Could you copy every line from the material below in which "Banded" appears?

#### Data entries

################

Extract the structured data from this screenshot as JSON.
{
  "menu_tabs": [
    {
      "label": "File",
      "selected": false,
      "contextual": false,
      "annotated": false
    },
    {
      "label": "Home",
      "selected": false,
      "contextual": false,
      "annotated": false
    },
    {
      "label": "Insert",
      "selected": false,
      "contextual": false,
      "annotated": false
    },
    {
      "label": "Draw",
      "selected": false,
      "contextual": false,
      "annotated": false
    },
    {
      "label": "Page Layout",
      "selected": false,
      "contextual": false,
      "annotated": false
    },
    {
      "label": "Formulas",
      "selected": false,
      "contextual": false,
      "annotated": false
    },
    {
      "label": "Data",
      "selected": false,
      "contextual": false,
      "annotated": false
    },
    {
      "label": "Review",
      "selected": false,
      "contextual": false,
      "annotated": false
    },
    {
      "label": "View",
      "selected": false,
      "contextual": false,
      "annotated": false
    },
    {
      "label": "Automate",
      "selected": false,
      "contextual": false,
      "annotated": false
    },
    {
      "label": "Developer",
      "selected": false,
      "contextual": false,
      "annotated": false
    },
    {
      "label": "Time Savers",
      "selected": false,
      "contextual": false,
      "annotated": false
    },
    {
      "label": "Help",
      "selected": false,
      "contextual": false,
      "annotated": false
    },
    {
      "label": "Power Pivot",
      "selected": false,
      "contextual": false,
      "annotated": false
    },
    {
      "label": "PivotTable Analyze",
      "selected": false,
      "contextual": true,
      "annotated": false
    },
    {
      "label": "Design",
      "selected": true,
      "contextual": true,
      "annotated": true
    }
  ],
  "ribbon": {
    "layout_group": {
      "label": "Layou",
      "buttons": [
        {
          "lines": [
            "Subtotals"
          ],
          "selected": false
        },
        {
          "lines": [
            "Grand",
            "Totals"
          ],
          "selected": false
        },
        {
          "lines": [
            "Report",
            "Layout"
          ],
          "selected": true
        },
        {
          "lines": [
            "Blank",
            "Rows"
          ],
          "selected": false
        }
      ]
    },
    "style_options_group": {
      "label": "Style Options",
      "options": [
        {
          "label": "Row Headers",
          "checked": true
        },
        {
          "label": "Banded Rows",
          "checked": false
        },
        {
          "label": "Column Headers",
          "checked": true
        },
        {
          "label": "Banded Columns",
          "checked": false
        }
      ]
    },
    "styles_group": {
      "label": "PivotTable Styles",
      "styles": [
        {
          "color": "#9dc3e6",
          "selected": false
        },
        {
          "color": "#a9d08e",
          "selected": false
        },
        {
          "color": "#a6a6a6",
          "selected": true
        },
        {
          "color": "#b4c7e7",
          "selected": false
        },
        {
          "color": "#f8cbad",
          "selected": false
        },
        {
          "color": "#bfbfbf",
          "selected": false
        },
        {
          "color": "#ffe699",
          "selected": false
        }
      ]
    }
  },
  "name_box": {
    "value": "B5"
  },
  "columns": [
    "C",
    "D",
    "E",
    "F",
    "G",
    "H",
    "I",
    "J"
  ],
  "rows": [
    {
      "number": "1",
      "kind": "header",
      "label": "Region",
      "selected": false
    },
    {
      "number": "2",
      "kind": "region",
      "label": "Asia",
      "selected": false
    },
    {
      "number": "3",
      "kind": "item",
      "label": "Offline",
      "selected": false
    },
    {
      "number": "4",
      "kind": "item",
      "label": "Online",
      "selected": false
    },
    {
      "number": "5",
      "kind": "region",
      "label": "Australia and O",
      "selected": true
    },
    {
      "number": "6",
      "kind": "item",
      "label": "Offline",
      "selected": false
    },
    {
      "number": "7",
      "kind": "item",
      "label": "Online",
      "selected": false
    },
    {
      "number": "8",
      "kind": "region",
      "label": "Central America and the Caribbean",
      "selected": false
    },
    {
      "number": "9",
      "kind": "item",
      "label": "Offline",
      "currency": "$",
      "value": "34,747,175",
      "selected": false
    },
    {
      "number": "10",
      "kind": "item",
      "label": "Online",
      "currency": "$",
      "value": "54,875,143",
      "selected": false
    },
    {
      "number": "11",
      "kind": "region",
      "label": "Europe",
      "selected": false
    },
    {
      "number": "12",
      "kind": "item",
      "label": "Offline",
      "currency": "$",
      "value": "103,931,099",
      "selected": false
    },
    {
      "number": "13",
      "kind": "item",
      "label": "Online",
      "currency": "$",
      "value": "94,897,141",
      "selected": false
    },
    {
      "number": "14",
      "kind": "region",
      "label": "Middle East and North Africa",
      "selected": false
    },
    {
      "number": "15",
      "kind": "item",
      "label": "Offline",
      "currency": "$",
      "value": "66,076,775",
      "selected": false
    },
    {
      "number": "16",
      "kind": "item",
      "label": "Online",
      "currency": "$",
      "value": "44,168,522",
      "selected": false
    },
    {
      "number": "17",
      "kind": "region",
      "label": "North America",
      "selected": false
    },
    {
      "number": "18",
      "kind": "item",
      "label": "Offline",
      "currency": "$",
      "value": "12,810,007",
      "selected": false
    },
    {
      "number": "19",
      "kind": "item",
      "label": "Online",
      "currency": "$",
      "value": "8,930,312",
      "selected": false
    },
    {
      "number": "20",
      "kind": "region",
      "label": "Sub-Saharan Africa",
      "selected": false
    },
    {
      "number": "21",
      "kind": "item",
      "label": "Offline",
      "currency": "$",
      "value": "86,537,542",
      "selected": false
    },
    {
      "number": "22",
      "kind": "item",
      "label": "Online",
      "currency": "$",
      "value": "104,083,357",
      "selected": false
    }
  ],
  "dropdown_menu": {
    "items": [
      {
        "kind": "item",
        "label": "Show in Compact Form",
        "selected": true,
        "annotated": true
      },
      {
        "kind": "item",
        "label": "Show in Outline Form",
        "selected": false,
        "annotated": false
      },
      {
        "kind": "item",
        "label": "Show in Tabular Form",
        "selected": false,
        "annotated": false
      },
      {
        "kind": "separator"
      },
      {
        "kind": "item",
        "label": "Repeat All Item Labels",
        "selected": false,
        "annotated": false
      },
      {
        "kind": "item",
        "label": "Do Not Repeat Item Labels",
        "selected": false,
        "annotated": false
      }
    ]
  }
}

################

#### Output of the task
          "label": "Banded Rows",
          "label": "Banded Columns",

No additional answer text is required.